##### Input records

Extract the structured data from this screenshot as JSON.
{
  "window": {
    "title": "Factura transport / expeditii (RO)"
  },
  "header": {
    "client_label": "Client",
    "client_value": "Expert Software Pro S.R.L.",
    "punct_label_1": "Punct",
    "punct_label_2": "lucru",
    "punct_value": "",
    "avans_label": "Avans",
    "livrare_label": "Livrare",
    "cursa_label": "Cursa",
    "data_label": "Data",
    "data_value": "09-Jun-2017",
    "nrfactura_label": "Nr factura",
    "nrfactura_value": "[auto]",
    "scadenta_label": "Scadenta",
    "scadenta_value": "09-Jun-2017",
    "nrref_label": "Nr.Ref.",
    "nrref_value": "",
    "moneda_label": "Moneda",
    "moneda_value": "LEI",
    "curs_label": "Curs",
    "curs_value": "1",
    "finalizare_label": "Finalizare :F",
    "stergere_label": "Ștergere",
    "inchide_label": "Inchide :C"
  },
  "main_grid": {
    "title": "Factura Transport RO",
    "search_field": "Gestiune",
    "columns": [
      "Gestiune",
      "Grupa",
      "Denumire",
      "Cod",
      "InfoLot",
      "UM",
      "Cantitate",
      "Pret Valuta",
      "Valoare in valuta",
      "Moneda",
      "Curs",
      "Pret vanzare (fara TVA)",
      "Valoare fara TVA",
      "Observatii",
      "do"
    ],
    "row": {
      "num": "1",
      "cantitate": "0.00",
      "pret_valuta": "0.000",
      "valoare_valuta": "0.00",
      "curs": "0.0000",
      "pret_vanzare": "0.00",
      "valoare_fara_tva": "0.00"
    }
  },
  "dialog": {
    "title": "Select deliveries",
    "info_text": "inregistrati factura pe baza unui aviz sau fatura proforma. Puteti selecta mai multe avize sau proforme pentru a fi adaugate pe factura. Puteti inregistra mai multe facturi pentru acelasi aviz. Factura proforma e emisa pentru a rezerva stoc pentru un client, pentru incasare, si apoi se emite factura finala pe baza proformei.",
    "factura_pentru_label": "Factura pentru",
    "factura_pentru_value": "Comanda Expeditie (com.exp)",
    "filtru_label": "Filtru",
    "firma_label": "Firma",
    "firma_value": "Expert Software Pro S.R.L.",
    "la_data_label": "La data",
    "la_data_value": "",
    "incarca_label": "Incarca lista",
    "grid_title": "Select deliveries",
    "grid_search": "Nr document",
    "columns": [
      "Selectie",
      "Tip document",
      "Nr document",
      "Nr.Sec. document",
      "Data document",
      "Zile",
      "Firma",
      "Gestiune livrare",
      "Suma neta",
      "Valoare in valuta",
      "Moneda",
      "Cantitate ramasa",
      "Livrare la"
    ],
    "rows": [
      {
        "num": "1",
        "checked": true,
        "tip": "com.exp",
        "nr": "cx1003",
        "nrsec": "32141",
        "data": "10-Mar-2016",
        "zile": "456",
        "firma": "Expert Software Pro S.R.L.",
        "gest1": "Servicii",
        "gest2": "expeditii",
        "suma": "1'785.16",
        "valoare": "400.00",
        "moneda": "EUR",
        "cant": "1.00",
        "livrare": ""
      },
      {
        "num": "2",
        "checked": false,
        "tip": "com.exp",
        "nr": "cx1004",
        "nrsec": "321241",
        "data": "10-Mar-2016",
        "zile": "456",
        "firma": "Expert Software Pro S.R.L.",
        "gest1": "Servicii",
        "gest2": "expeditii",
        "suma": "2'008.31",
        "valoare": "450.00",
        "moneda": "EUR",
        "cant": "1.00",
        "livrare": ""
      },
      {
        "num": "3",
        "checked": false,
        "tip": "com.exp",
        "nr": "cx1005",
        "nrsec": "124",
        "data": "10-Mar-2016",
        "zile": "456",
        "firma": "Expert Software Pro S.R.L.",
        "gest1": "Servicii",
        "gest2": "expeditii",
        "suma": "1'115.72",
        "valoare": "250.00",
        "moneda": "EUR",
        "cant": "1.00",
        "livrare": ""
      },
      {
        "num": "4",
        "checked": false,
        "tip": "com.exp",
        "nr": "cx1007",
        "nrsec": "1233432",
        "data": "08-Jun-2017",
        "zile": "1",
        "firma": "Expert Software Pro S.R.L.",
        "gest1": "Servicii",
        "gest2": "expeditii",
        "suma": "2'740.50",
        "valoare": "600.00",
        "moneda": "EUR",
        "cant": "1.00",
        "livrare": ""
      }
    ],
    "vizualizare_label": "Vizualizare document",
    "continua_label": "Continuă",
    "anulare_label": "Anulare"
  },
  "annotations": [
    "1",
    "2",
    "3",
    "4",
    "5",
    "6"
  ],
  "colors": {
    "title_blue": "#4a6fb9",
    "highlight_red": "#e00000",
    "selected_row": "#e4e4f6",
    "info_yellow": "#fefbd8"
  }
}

##########

What the exercise asks => Recite the full listing above exactly.

Task response =>
Extract the structured data from this screenshot as JSON.
{
  "window": {
    "title": "Factura transport / expeditii (RO)"
  },
  "header": {
    "client_label": "Client",
    "client_value": "Expert Software Pro S.R.L.",
    "punct_label_1": "Punct",
    "punct_label_2": "lucru",
    "punct_value": "",
    "avans_label": "Avans",
    "livrare_label": "Livrare",
    "cursa_label": "Cursa",
    "data_label": "Data",
    "data_value": "09-Jun-2017",
    "nrfactura_label": "Nr factura",
    "nrfactura_value": "[auto]",
    "scadenta_label": "Scadenta",
    "scadenta_value": "09-Jun-2017",
    "nrref_label": "Nr.Ref.",
    "nrref_value": "",
    "moneda_label": "Moneda",
    "moneda_value": "LEI",
    "curs_label": "Curs",
    "curs_value": "1",
    "finalizare_label": "Finalizare :F",
    "stergere_label": "Ștergere",
    "inchide_label": "Inchide :C"
  },
  "main_grid": {
    "title": "Factura Transport RO",
    "search_field": "Gestiune",
    "columns": [
      "Gestiune",
      "Grupa",
      "Denumire",
      "Cod",
      "InfoLot",
      "UM",
      "Cantitate",
      "Pret Valuta",
      "Valoare in valuta",
      "Moneda",
      "Curs",
      "Pret vanzare (fara TVA)",
      "Valoare fara TVA",
      "Observatii",
      "do"
    ],
    "row": {
      "num": "1",
      "cantitate": "0.00",
      "pret_valuta": "0.000",
      "valoare_valuta": "0.00",
      "curs": "0.0000",
      "pret_vanzare": "0.00",
      "valoare_fara_tva": "0.00"
    }
  },
  "dialog": {
    "title": "Select deliveries",
    "info_text": "inregistrati factura pe baza unui aviz sau fatura proforma. Puteti selecta mai multe avize sau proforme pentru a fi adaugate pe factura. Puteti inregistra mai multe facturi pentru acelasi aviz. Factura proforma e emisa pentru a rezerva stoc pentru un client, pentru incasare, si apoi se emite factura finala pe baza proformei.",
    "factura_pentru_label": "Factura pentru",
    "factura_pentru_value": "Comanda Expeditie (com.exp)",
    "filtru_label": "Filtru",
    "firma_label": "Firma",
    "firma_value": "Expert Software Pro S.R.L.",
    "la_data_label": "La data",
    "la_data_value": "",
    "incarca_label": "Incarca lista",
    "grid_title": "Select deliveries",
    "grid_search": "Nr document",
    "columns": [
      "Selectie",
      "Tip document",
      "Nr document",
      "Nr.Sec. document",
      "Data document",
      "Zile",
      "Firma",
      "Gestiune livrare",
      "Suma neta",
      "Valoare in valuta",
      "Moneda",
      "Cantitate ramasa",
      "Livrare la"
    ],
    "rows": [
      {
        "num": "1",
        "checked": true,
        "tip": "com.exp",
        "nr": "cx1003",
        "nrsec": "32141",
        "data": "10-Mar-2016",
        "zile": "456",
        "firma": "Expert Software Pro S.R.L.",
        "gest1": "Servicii",
        "gest2": "expeditii",
        "suma": "1'785.16",
        "valoare": "400.00",
        "moneda": "EUR",
        "cant": "1.00",
        "livrare": ""
      },
      {
        "num": "2",
        "checked": false,
        "tip": "com.exp",
        "nr": "cx1004",
        "nrsec": "321241",
        "data": "10-Mar-2016",
        "zile": "456",
        "firma": "Expert Software Pro S.R.L.",
        "gest1": "Servicii",
        "gest2": "expeditii",
        "suma": "2'008.31",
        "valoare": "450.00",
        "moneda": "EUR",
        "cant": "1.00",
        "livrare": ""
      },
      {
        "num": "3",
        "checked": false,
        "tip": "com.exp",
        "nr": "cx1005",
        "nrsec": "124",
        "data": "10-Mar-2016",
        "zile": "456",
        "firma": "Expert Software Pro S.R.L.",
        "gest1": "Servicii",
        "gest2": "expeditii",
        "suma": "1'115.72",
        "valoare": "250.00",
        "moneda": "EUR",
        "cant": "1.00",
        "livrare": ""
      },
      {
        "num": "4",
        "checked": false,
        "tip": "com.exp",
        "nr": "cx1007",
        "nrsec": "1233432",
        "data": "08-Jun-2017",
        "zile": "1",
        "firma": "Expert Software Pro S.R.L.",
        "gest1": "Servicii",
        "gest2": "expeditii",
        "suma": "2'740.50",
        "valoare": "600.00",
        "moneda": "EUR",
        "cant": "1.00",
        "livrare": ""
      }
    ],
    "vizualizare_label": "Vizualizare document",
    "continua_label": "Continuă",
    "anulare_label": "Anulare"
  },
  "annotations": [
    "1",
    "2",
    "3",
    "4",
    "5",
    "6"
  ],
  "colors": {
    "title_blue": "#4a6fb9",
    "highlight_red": "#e00000",
    "selected_row": "#e4e4f6",
    "info_yellow": "#fefbd8"
  }
}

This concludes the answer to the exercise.